**PROBLEM STATEMENT:**
Report every line from the material that contains the word "sécher".
────────────────────
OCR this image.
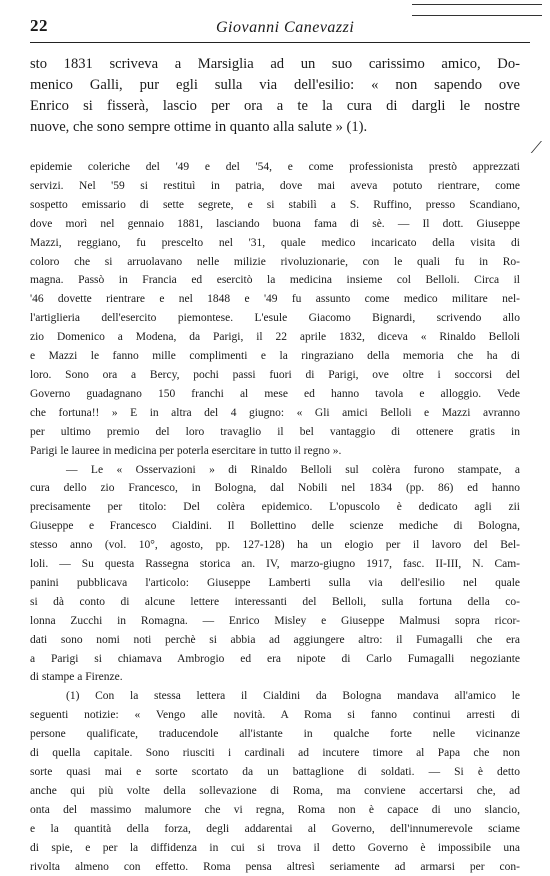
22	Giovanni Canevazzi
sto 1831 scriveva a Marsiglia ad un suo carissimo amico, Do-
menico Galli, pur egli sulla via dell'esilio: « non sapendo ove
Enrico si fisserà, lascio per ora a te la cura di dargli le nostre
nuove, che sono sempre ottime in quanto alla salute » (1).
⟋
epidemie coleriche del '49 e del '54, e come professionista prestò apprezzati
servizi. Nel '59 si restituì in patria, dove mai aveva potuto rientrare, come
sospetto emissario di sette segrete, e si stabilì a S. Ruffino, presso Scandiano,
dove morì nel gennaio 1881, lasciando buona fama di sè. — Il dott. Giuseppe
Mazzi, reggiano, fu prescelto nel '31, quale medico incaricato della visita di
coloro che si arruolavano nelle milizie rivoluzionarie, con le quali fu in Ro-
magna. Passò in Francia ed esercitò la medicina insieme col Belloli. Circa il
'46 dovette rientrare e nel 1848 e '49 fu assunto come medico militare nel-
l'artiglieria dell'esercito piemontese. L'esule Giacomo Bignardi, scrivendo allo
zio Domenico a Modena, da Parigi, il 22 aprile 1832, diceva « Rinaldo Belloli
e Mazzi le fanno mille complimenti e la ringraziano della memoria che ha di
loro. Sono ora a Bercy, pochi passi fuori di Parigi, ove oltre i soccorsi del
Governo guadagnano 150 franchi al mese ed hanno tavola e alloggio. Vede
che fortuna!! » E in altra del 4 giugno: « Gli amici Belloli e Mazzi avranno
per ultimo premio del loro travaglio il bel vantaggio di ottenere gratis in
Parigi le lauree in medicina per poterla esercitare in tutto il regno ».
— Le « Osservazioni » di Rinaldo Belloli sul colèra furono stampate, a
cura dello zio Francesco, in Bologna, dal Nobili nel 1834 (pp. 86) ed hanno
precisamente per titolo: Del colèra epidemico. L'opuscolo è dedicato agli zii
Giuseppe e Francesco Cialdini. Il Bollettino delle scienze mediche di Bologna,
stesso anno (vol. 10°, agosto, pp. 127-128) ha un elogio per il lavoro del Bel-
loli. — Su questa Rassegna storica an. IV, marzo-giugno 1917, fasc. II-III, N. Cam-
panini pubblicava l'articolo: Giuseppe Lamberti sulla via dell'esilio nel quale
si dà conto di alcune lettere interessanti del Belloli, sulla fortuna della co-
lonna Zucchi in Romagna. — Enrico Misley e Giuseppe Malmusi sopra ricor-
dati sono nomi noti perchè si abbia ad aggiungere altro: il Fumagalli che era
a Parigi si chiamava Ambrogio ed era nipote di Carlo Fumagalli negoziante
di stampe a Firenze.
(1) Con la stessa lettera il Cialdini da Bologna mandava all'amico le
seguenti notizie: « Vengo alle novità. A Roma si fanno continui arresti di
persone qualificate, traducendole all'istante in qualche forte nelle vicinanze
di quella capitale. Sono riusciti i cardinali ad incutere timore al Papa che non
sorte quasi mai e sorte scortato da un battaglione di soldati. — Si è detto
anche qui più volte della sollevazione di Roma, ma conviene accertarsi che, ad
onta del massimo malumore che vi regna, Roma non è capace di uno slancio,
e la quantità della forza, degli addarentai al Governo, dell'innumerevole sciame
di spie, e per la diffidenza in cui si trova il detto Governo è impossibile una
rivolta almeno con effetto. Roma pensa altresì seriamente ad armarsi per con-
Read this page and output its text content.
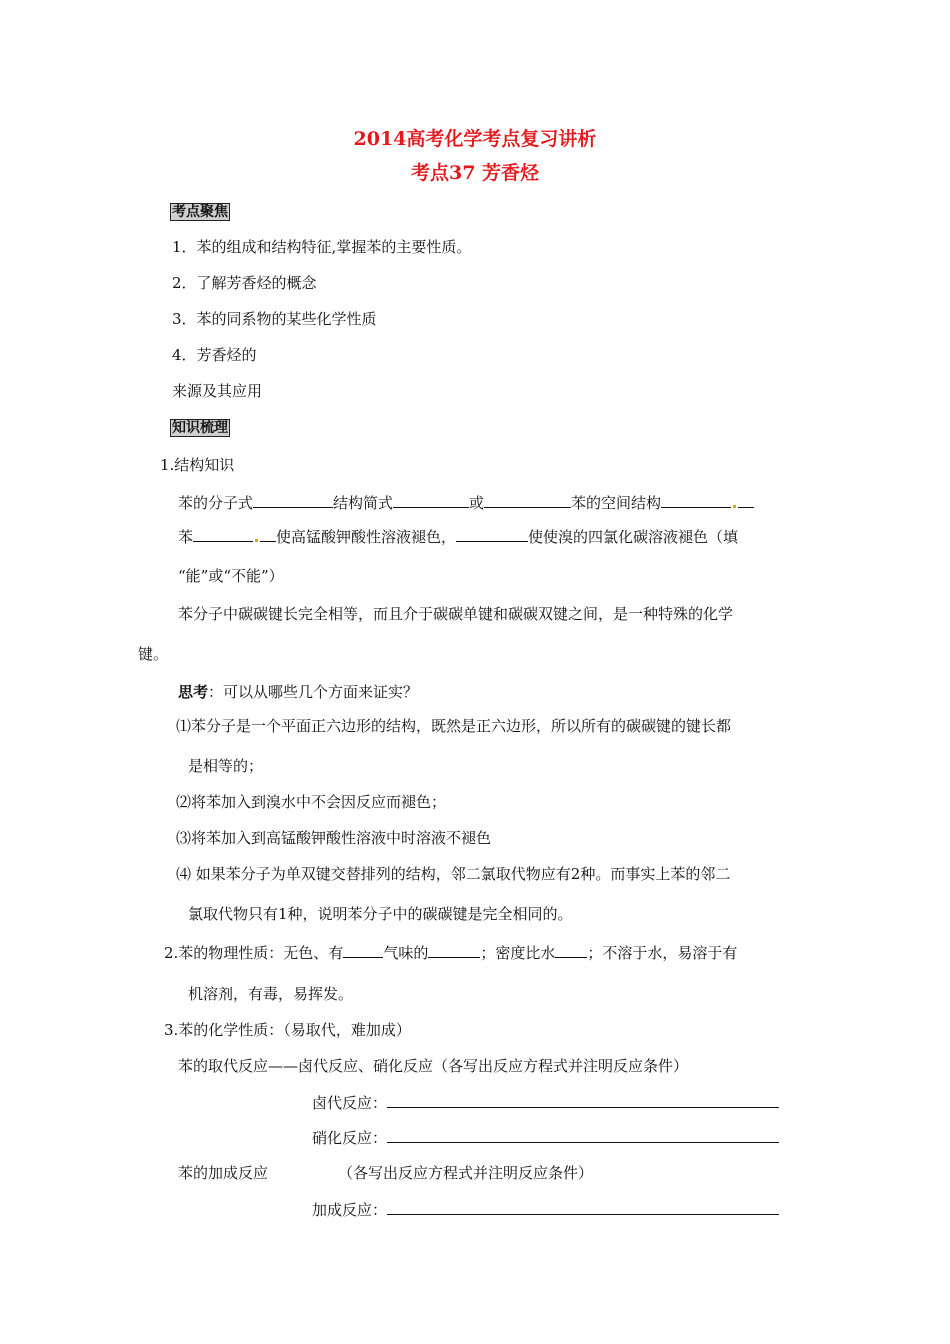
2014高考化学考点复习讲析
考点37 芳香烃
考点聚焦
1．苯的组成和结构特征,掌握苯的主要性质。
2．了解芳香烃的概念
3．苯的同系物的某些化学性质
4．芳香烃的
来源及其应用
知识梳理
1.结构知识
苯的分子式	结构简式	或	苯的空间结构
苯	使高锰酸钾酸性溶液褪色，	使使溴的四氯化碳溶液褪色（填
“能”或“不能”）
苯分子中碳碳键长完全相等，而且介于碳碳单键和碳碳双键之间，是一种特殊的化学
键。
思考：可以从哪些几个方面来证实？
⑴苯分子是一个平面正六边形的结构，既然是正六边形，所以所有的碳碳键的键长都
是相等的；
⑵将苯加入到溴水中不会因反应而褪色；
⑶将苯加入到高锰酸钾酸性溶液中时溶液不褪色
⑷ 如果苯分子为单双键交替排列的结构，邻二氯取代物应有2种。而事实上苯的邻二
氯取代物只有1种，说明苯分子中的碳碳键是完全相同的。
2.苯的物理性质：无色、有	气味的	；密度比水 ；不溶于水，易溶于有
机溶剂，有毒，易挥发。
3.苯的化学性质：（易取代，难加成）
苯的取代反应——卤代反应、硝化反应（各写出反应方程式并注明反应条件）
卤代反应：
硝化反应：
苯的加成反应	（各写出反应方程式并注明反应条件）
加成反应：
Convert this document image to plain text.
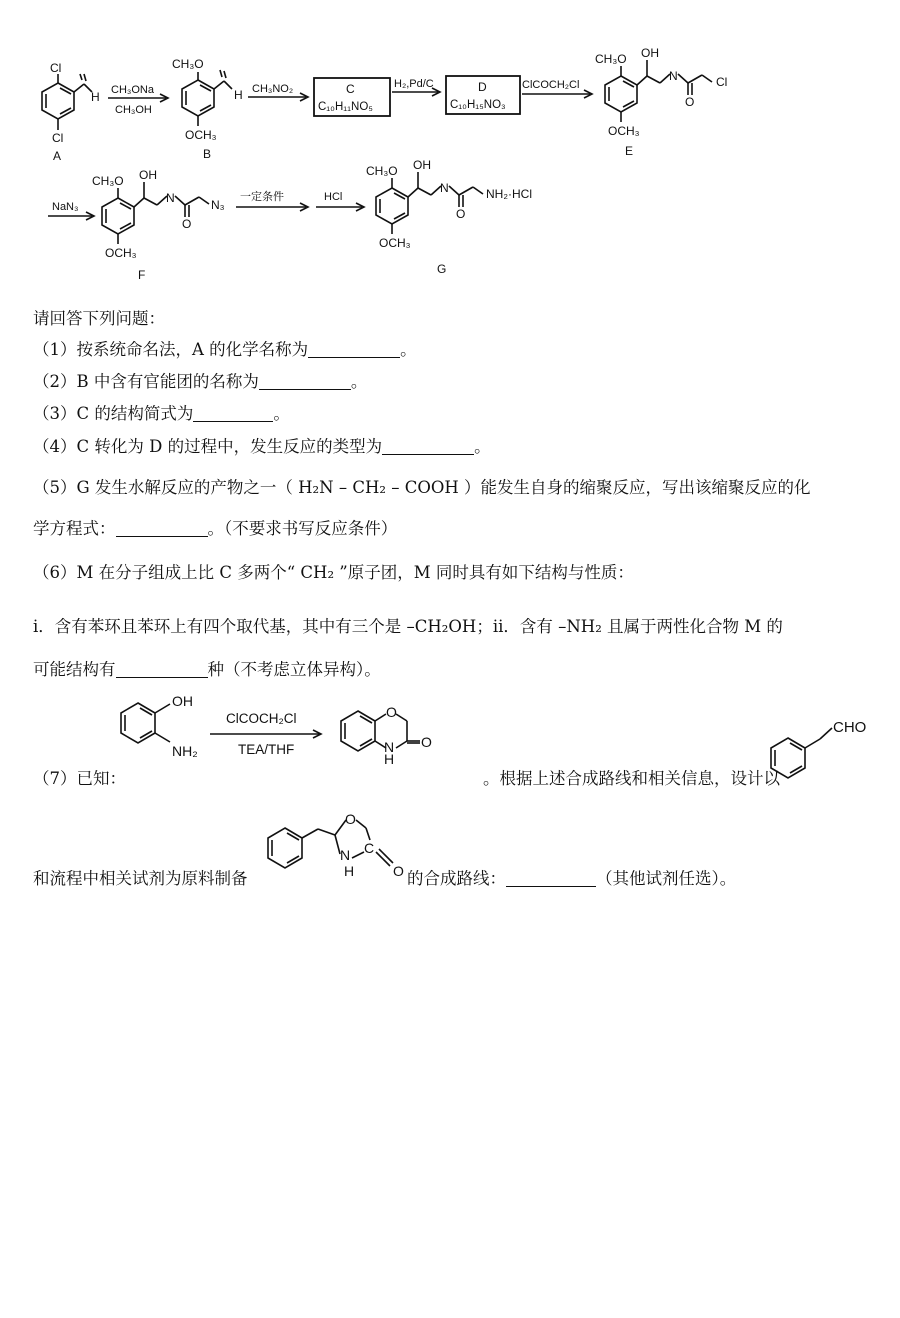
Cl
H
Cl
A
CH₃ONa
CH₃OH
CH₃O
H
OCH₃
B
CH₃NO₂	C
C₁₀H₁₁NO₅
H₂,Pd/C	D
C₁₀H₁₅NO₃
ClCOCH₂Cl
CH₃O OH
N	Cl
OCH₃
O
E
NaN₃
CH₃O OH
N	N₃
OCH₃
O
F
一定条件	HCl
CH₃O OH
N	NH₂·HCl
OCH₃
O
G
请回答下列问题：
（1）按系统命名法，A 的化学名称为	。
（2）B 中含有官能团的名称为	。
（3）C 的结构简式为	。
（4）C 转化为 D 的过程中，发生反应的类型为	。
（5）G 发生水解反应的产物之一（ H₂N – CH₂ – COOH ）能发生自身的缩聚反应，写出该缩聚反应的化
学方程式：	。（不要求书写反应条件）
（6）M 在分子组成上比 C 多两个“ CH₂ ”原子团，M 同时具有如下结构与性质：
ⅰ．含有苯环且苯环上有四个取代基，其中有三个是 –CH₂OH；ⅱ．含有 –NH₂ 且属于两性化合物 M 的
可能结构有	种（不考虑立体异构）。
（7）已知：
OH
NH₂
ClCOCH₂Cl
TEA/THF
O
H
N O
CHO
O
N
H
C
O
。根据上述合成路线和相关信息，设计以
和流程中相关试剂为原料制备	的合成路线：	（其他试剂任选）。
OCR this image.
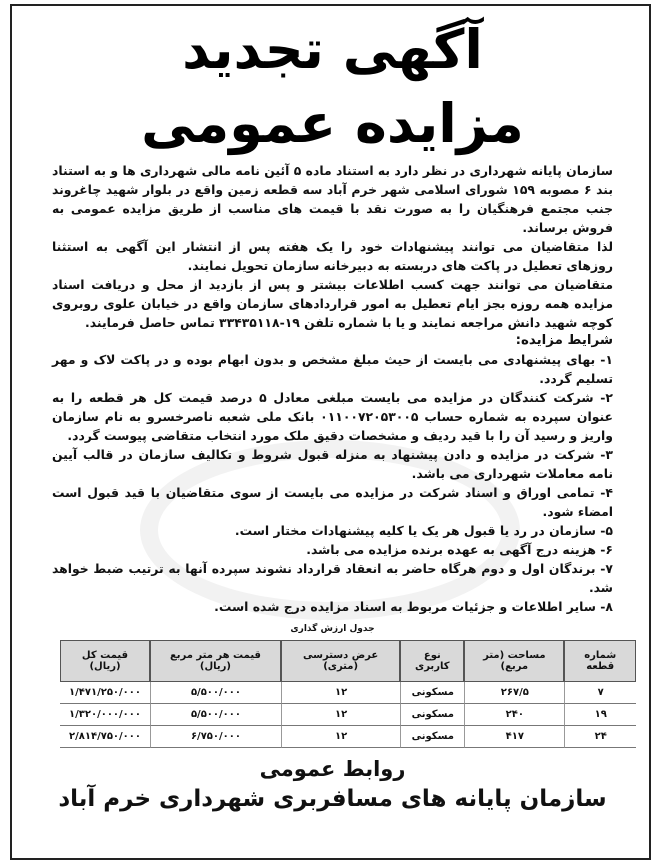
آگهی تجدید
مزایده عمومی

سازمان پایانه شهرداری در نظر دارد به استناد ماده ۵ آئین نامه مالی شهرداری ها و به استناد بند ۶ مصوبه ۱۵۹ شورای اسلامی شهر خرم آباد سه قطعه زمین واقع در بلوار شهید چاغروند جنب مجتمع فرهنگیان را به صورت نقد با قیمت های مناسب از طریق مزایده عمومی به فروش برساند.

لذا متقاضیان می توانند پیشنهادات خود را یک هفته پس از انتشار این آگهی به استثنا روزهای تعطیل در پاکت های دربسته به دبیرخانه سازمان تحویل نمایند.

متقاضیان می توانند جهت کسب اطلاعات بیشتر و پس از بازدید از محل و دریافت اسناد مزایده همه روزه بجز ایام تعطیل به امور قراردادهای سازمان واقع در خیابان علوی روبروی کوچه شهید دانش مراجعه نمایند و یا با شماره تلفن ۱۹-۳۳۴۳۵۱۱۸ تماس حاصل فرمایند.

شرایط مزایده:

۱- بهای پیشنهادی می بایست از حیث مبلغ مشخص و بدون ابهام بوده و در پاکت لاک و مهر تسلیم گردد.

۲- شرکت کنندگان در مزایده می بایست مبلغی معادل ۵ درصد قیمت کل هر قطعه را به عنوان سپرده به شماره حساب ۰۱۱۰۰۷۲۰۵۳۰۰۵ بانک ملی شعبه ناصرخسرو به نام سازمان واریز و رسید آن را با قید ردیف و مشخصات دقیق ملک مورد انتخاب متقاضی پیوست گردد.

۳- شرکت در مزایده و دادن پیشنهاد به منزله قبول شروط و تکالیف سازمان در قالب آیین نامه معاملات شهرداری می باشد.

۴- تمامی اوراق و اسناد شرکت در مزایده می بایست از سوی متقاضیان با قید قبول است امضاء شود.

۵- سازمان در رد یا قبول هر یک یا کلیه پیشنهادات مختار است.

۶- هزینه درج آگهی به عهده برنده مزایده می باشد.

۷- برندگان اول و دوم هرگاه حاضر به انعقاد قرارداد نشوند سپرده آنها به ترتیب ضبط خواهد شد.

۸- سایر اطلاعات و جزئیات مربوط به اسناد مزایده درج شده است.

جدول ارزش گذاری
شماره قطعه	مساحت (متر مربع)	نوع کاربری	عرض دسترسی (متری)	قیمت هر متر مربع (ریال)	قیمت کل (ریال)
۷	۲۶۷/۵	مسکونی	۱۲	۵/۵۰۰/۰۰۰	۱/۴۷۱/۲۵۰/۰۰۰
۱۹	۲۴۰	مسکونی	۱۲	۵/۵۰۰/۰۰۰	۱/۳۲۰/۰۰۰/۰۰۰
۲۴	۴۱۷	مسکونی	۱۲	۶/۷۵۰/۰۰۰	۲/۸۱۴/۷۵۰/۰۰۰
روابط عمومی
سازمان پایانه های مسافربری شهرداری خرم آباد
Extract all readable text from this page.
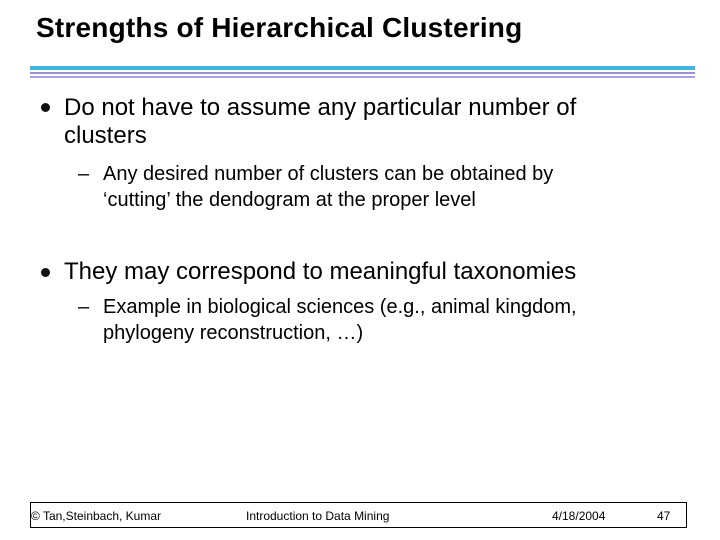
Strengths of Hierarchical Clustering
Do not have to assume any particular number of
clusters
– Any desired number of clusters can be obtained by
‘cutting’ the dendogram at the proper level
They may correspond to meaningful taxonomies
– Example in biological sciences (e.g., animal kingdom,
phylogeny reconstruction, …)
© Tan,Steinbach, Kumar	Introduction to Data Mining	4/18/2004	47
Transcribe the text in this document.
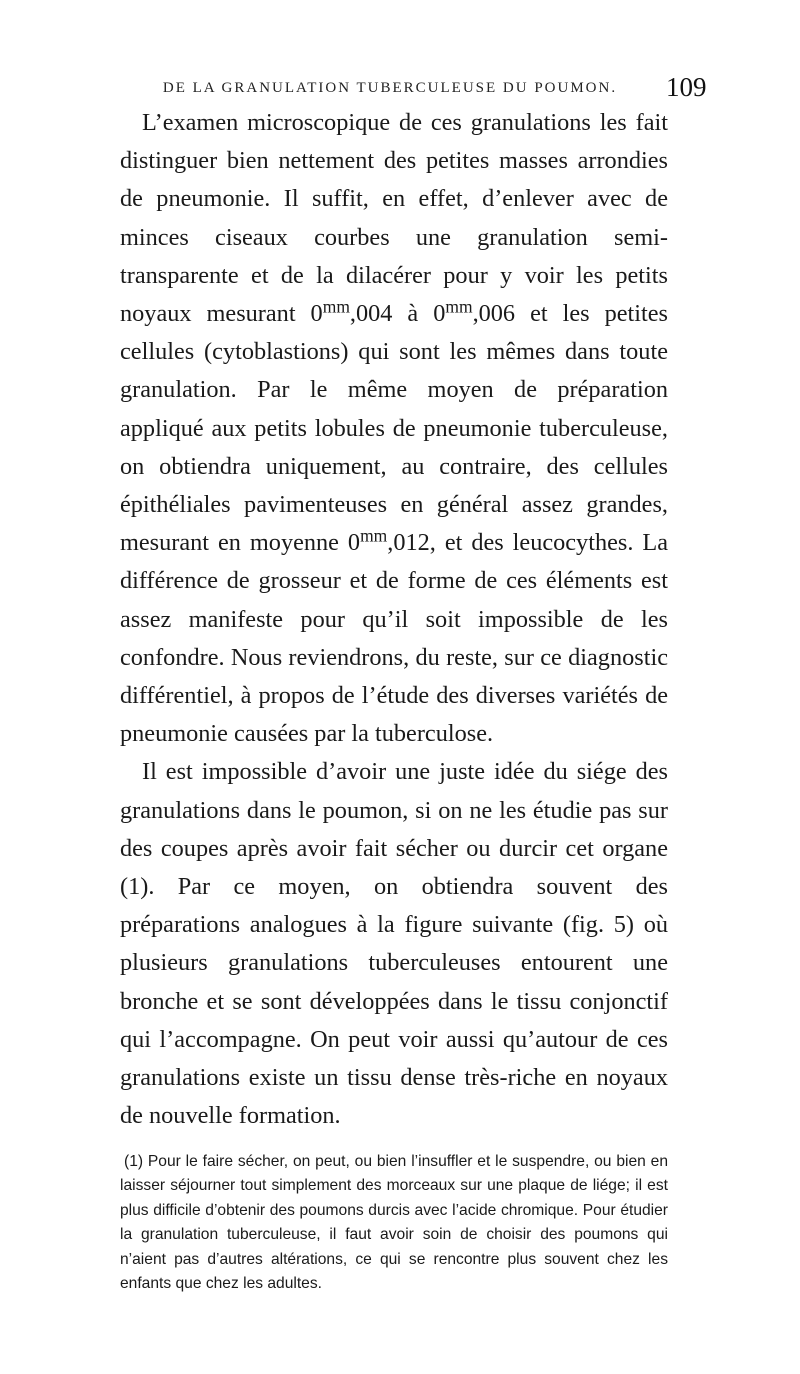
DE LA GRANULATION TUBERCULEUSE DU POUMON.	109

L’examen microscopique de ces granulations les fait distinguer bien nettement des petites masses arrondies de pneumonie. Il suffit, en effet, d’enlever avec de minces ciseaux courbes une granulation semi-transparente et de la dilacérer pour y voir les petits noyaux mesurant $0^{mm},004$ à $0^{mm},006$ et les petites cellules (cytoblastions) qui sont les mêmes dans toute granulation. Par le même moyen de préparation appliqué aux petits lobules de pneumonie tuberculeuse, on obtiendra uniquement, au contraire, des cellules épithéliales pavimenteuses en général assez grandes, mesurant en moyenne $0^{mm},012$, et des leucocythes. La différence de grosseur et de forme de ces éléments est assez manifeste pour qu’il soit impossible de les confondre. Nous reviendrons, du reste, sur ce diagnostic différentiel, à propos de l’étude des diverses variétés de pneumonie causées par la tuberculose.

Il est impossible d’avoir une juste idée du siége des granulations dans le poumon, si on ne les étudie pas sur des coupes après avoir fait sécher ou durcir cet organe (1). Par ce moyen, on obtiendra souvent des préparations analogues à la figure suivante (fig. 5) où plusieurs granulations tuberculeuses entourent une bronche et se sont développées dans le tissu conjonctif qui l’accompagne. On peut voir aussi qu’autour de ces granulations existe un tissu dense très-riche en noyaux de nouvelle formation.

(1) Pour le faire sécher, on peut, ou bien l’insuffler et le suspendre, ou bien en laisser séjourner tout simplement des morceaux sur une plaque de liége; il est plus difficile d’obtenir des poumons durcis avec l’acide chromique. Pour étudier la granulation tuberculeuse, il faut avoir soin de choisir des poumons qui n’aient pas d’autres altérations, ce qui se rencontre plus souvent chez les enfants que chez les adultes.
────────────────────
**OUTPUT OF THE EXERCISE:**
Il est impossible d’avoir une juste idée du siége des granulations dans le poumon, si on ne les étudie pas sur des coupes après avoir fait sécher ou durcir cet organe (1). Par ce moyen, on obtiendra souvent des préparations analogues à la figure suivante (fig. 5) où plusieurs granulations tuberculeuses entourent une bronche et se sont développées dans le tissu conjonctif qui l’accompagne. On peut voir aussi qu’autour de ces granulations existe un tissu dense très-riche en noyaux de nouvelle formation.
(1) Pour le faire sécher, on peut, ou bien l’insuffler et le suspendre, ou bien en laisser séjourner tout simplement des morceaux sur une plaque de liége; il est plus difficile d’obtenir des poumons durcis avec l’acide chromique. Pour étudier la granulation tuberculeuse, il faut avoir soin de choisir des poumons qui n’aient pas d’autres altérations, ce qui se rencontre plus souvent chez les enfants que chez les adultes.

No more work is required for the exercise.